TASK DESCRIPTION
Extract all records. Keep each one exact.

RAW DATA
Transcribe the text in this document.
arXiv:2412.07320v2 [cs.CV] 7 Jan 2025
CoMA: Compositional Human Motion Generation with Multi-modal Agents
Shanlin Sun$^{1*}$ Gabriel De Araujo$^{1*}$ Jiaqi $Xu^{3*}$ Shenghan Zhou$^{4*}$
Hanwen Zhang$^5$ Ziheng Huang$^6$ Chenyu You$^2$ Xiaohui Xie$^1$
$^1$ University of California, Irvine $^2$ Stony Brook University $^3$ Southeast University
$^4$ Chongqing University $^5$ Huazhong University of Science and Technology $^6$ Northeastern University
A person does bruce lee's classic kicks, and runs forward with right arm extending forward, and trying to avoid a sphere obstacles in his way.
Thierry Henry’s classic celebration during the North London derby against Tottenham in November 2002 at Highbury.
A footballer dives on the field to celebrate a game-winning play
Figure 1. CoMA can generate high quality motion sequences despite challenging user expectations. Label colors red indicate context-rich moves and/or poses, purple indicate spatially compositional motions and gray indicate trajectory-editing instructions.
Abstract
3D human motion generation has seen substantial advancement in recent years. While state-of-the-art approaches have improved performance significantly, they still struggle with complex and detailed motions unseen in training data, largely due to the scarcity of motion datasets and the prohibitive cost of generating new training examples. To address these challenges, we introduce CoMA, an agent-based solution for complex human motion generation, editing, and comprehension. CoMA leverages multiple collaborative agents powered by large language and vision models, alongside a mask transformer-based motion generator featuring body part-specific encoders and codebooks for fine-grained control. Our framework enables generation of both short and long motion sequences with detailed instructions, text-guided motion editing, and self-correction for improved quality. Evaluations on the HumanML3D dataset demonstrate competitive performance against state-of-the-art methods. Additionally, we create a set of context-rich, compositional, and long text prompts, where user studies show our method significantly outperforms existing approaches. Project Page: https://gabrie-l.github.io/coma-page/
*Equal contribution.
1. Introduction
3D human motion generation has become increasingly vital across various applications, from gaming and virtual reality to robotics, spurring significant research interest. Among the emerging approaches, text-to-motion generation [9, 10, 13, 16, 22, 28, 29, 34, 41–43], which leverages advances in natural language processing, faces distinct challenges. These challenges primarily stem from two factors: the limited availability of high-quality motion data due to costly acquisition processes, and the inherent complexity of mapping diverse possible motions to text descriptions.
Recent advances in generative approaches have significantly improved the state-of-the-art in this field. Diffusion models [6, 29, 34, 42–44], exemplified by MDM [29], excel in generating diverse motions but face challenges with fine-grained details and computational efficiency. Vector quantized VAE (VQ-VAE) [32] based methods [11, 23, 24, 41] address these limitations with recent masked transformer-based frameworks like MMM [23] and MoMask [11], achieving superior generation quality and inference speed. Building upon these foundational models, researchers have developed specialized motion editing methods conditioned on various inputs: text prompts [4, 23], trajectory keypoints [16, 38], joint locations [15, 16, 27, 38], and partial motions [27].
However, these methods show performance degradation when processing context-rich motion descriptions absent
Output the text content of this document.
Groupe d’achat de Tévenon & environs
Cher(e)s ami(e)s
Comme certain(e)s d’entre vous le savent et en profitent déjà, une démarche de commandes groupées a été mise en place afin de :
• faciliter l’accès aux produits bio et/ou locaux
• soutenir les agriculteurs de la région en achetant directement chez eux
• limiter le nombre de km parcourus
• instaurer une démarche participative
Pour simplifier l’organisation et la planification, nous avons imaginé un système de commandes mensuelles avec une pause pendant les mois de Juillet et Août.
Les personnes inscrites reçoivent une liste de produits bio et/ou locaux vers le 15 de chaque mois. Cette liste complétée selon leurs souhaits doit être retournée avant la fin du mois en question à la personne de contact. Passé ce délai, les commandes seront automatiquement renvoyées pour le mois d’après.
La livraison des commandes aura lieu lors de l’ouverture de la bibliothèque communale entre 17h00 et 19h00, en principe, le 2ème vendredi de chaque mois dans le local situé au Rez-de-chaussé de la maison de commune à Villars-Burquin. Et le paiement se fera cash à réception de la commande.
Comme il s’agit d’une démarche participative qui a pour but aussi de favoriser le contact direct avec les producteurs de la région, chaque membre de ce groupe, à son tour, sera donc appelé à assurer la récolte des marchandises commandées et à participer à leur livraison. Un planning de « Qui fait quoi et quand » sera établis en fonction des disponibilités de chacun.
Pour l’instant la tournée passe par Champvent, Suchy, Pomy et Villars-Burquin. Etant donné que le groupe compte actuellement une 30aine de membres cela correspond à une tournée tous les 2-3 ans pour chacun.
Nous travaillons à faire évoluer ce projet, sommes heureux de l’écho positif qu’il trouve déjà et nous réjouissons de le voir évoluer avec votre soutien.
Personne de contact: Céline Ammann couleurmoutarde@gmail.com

SOLUTION
Transcribe the text in this document.
arXiv:2412.07320v2 [cs.CV] 7 Jan 2025
CoMA: Compositional Human Motion Generation with Multi-modal Agents
Shanlin Sun$^{1*}$ Gabriel De Araujo$^{1*}$ Jiaqi $Xu^{3*}$ Shenghan Zhou$^{4*}$
Hanwen Zhang$^5$ Ziheng Huang$^6$ Chenyu You$^2$ Xiaohui Xie$^1$
$^1$ University of California, Irvine $^2$ Stony Brook University $^3$ Southeast University
$^4$ Chongqing University $^5$ Huazhong University of Science and Technology $^6$ Northeastern University
A person does bruce lee's classic kicks, and runs forward with right arm extending forward, and trying to avoid a sphere obstacles in his way.
Thierry Henry’s classic celebration during the North London derby against Tottenham in November 2002 at Highbury.
A footballer dives on the field to celebrate a game-winning play
Figure 1. CoMA can generate high quality motion sequences despite challenging user expectations. Label colors red indicate context-rich moves and/or poses, purple indicate spatially compositional motions and gray indicate trajectory-editing instructions.
Abstract
3D human motion generation has seen substantial advancement in recent years. While state-of-the-art approaches have improved performance significantly, they still struggle with complex and detailed motions unseen in training data, largely due to the scarcity of motion datasets and the prohibitive cost of generating new training examples. To address these challenges, we introduce CoMA, an agent-based solution for complex human motion generation, editing, and comprehension. CoMA leverages multiple collaborative agents powered by large language and vision models, alongside a mask transformer-based motion generator featuring body part-specific encoders and codebooks for fine-grained control. Our framework enables generation of both short and long motion sequences with detailed instructions, text-guided motion editing, and self-correction for improved quality. Evaluations on the HumanML3D dataset demonstrate competitive performance against state-of-the-art methods. Additionally, we create a set of context-rich, compositional, and long text prompts, where user studies show our method significantly outperforms existing approaches. Project Page: https://gabrie-l.github.io/coma-page/
*Equal contribution.
1. Introduction
3D human motion generation has become increasingly vital across various applications, from gaming and virtual reality to robotics, spurring significant research interest. Among the emerging approaches, text-to-motion generation [9, 10, 13, 16, 22, 28, 29, 34, 41–43], which leverages advances in natural language processing, faces distinct challenges. These challenges primarily stem from two factors: the limited availability of high-quality motion data due to costly acquisition processes, and the inherent complexity of mapping diverse possible motions to text descriptions.
Recent advances in generative approaches have significantly improved the state-of-the-art in this field. Diffusion models [6, 29, 34, 42–44], exemplified by MDM [29], excel in generating diverse motions but face challenges with fine-grained details and computational efficiency. Vector quantized VAE (VQ-VAE) [32] based methods [11, 23, 24, 41] address these limitations with recent masked transformer-based frameworks like MMM [23] and MoMask [11], achieving superior generation quality and inference speed. Building upon these foundational models, researchers have developed specialized motion editing methods conditioned on various inputs: text prompts [4, 23], trajectory keypoints [16, 38], joint locations [15, 16, 27, 38], and partial motions [27].
However, these methods show performance degradation when processing context-rich motion descriptions absent
Output the text content of this document.
Groupe d’achat de Tévenon & environs
Cher(e)s ami(e)s
Comme certain(e)s d’entre vous le savent et en profitent déjà, une démarche de commandes groupées a été mise en place afin de :
• faciliter l’accès aux produits bio et/ou locaux
• soutenir les agriculteurs de la région en achetant directement chez eux
• limiter le nombre de km parcourus
• instaurer une démarche participative
Pour simplifier l’organisation et la planification, nous avons imaginé un système de commandes mensuelles avec une pause pendant les mois de Juillet et Août.
Les personnes inscrites reçoivent une liste de produits bio et/ou locaux vers le 15 de chaque mois. Cette liste complétée selon leurs souhaits doit être retournée avant la fin du mois en question à la personne de contact. Passé ce délai, les commandes seront automatiquement renvoyées pour le mois d’après.
La livraison des commandes aura lieu lors de l’ouverture de la bibliothèque communale entre 17h00 et 19h00, en principe, le 2ème vendredi de chaque mois dans le local situé au Rez-de-chaussé de la maison de commune à Villars-Burquin. Et le paiement se fera cash à réception de la commande.
Comme il s’agit d’une démarche participative qui a pour but aussi de favoriser le contact direct avec les producteurs de la région, chaque membre de ce groupe, à son tour, sera donc appelé à assurer la récolte des marchandises commandées et à participer à leur livraison. Un planning de « Qui fait quoi et quand » sera établis en fonction des disponibilités de chacun.
Pour l’instant la tournée passe par Champvent, Suchy, Pomy et Villars-Burquin. Etant donné que le groupe compte actuellement une 30aine de membres cela correspond à une tournée tous les 2-3 ans pour chacun.
Nous travaillons à faire évoluer ce projet, sommes heureux de l’écho positif qu’il trouve déjà et nous réjouissons de le voir évoluer avec votre soutien.
Personne de contact: Céline Ammann couleurmoutarde@gmail.com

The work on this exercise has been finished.